» **TASK INSTRUCTIONS**
Wherever the word "NELLA" appears in a line, extract that line.

» **STORED ROWS**

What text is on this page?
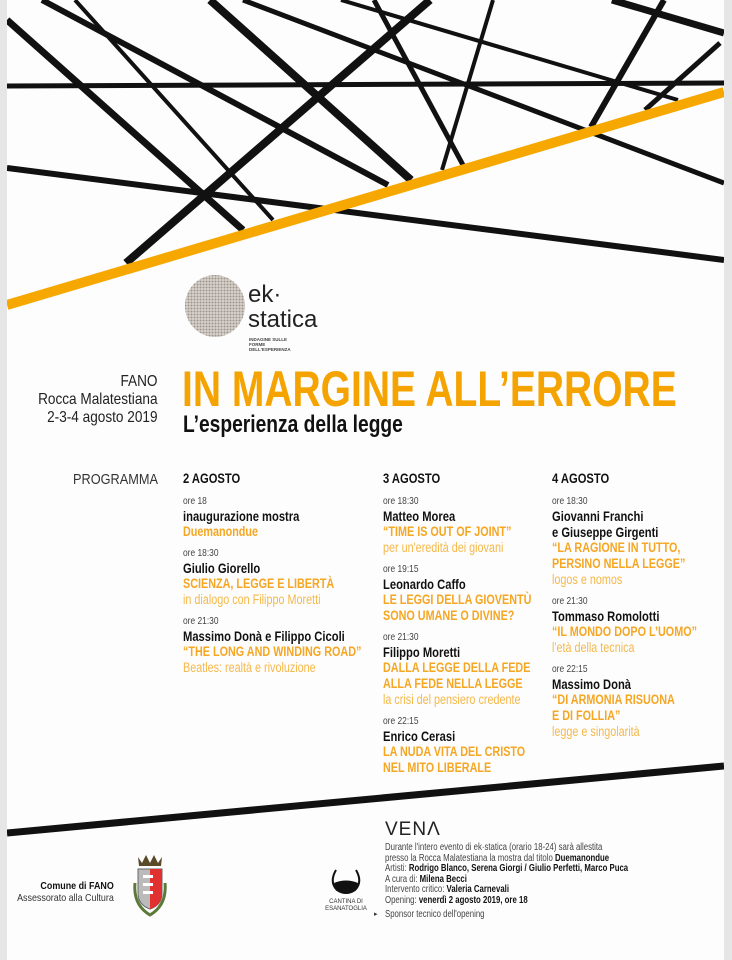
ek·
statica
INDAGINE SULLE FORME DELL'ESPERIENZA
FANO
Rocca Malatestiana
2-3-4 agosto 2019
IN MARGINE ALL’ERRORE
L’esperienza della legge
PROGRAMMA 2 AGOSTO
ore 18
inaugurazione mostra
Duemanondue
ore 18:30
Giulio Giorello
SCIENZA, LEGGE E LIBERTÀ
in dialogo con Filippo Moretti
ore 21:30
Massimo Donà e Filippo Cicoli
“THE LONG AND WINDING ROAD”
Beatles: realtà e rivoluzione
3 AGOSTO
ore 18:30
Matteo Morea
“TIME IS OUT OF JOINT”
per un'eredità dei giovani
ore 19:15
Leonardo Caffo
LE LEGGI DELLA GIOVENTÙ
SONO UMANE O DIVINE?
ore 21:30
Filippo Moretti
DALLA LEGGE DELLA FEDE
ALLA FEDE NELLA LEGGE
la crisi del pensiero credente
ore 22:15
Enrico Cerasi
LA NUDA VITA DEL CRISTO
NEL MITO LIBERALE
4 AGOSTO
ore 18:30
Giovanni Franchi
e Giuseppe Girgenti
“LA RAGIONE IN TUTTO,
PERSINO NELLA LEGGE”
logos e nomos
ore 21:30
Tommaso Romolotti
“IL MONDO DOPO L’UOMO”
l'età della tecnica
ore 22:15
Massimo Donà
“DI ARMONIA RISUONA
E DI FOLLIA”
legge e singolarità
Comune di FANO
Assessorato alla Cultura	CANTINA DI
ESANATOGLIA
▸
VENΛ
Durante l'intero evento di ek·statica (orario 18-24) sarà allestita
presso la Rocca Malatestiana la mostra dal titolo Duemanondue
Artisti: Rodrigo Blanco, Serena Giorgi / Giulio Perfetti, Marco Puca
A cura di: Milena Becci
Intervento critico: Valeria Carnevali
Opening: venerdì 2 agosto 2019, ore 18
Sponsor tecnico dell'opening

* * *

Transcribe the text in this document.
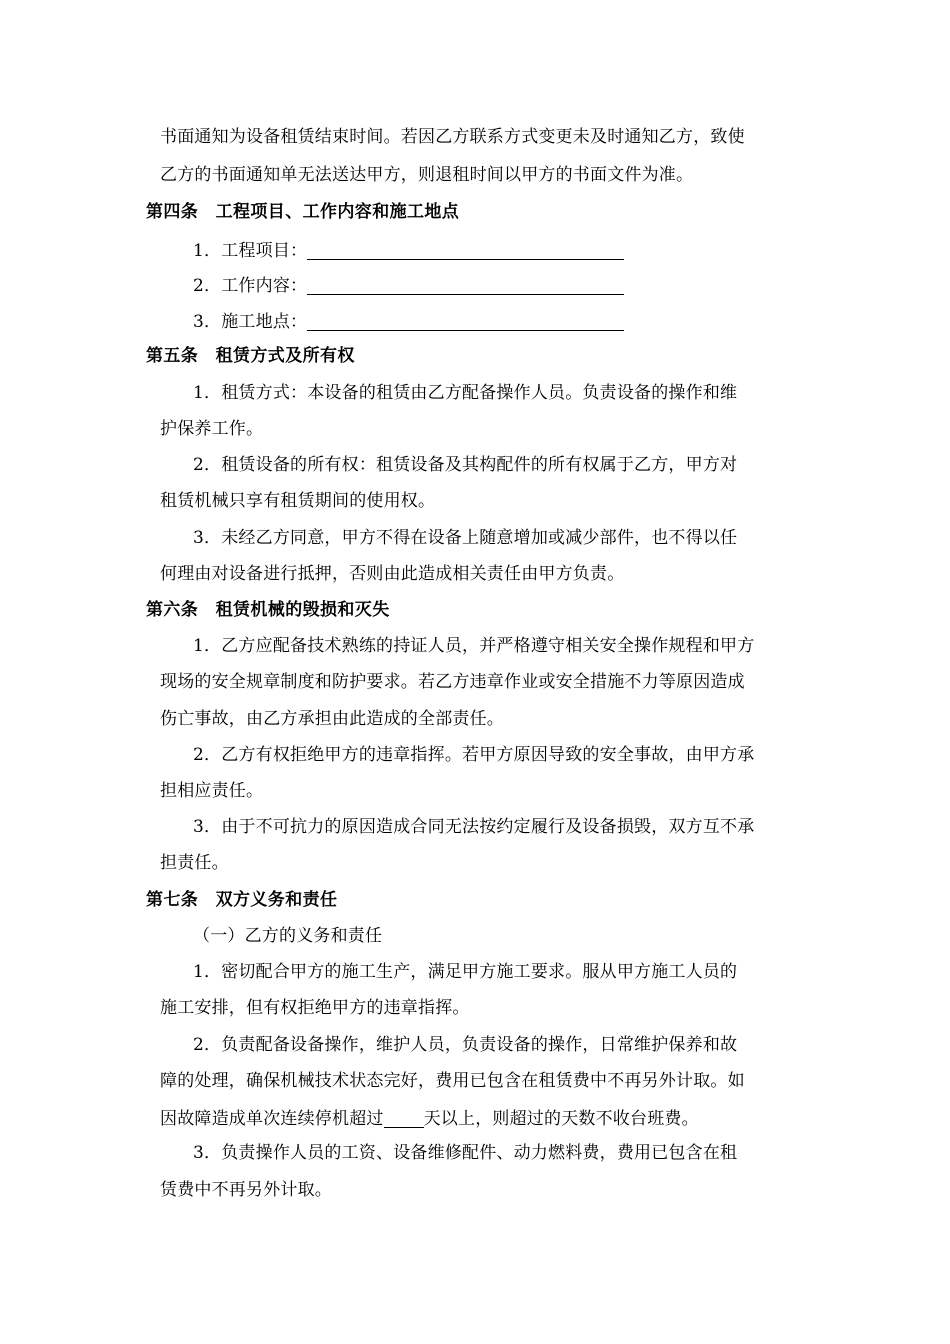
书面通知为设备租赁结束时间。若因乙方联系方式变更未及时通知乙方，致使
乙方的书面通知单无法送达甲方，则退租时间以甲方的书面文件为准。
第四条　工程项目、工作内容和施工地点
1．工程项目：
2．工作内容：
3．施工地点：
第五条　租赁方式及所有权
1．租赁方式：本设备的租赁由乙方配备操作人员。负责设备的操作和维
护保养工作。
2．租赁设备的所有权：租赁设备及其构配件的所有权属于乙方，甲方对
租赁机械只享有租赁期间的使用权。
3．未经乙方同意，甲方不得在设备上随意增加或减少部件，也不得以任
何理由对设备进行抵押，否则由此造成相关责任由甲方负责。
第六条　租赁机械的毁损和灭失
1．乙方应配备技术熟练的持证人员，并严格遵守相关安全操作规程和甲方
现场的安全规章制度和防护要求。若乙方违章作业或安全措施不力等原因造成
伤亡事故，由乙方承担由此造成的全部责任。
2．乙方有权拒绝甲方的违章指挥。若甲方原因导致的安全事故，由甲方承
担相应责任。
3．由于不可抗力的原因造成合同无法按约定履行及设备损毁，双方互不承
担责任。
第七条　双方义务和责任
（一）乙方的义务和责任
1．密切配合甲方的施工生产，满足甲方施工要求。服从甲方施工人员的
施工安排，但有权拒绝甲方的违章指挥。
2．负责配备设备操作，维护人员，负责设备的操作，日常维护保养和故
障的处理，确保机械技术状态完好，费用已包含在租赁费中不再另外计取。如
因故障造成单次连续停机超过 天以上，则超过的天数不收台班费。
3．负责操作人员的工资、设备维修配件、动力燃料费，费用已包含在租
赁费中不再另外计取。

» **SOLUTION FOR THIS TASK**
ALLA FEDE NELLA LEGGE
PERSINO NELLA LEGGE”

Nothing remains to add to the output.